▶ GOAL OF THE EXERCISE
Tally the lines that contain the string "слів" and give the number by itself.

▶ RECORDED INFORMATION
================

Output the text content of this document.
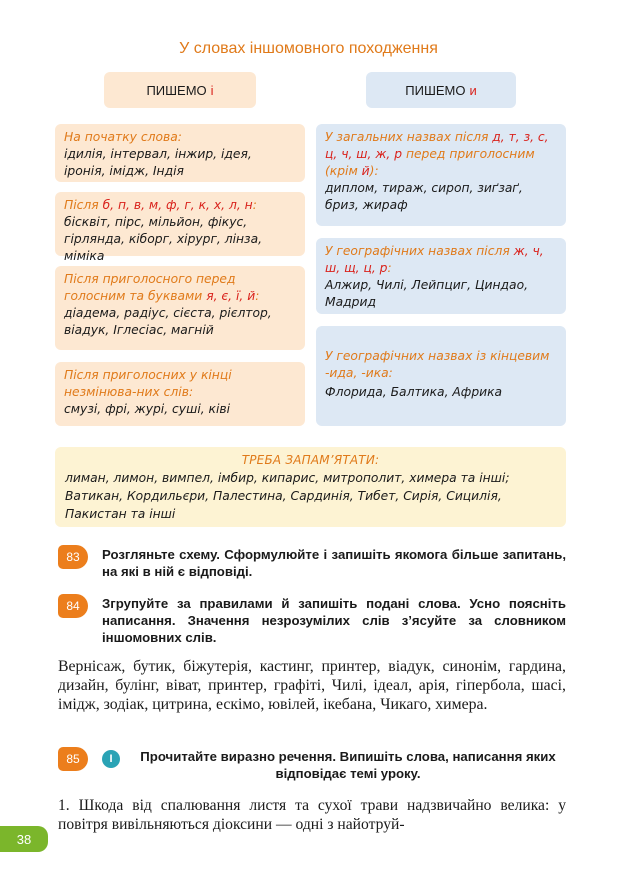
У словах іншомовного походження
ПИШЕМО і	ПИШЕМО и
На початку слова:
ідилія, інтервал, інжир, ідея, іронія, імідж, Індія
Після б, п, в, м, ф, г, к, х, л, н:
бісквіт, пірс, мільйон, фікус, гірлянда, кіборг, хірург, лінза, міміка
Після приголосного перед голосним та буквами я, є, ї, й:
діадема, радіус, сієста, рієлтор, віадук, Іглесіас, магній
Після приголосних у кінці незмінюва-них слів:
смузі, фрі, журі, суші, ківі
У загальних назвах після д, т, з, с, ц, ч, ш, ж, р перед приголосним (крім й):
диплом, тираж, сироп, зиґзаґ, бриз, жираф
У географічних назвах після ж, ч, ш, щ, ц, р:
Алжир, Чилі, Лейпциг, Циндао, Мадрид
У географічних назвах із кінцевим -ида, -ика:
Флорида, Балтика, Африка
ТРЕБА ЗАПАМ’ЯТАТИ:
лиман, лимон, вимпел, імбир, кипарис, митрополит, химера та інші; Ватикан, Кордильєри, Палестина, Сардинія, Тибет, Сирія, Сицилія, Пакистан та інші
83	Розгляньте схему. Сформулюйте і запишіть якомога більше запитань, на які в ній є відповіді.
84	Згрупуйте за правилами й запишіть подані слова. Усно поясніть написання. Значення незрозумілих слів з’ясуйте за словником іншомовних слів.
Вернісаж, бутик, біжутерія, кастинг, принтер, віадук, синонім, гардина, дизайн, булінг, віват, принтер, графіті, Чилі, ідеал, арія, гіпербола, шасі, імідж, зодіак, цитрина, ескімо, ювілей, ікебана, Чикаго, химера.
85	І	Прочитайте виразно речення. Випишіть слова, написання яких відповідає темі уроку.
1. Шкода від спалювання листя та сухої трави надзвичайно велика: у повітря вивільняються діоксини — одні з найотруй-
38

================

▶ TASK SOLUTION
2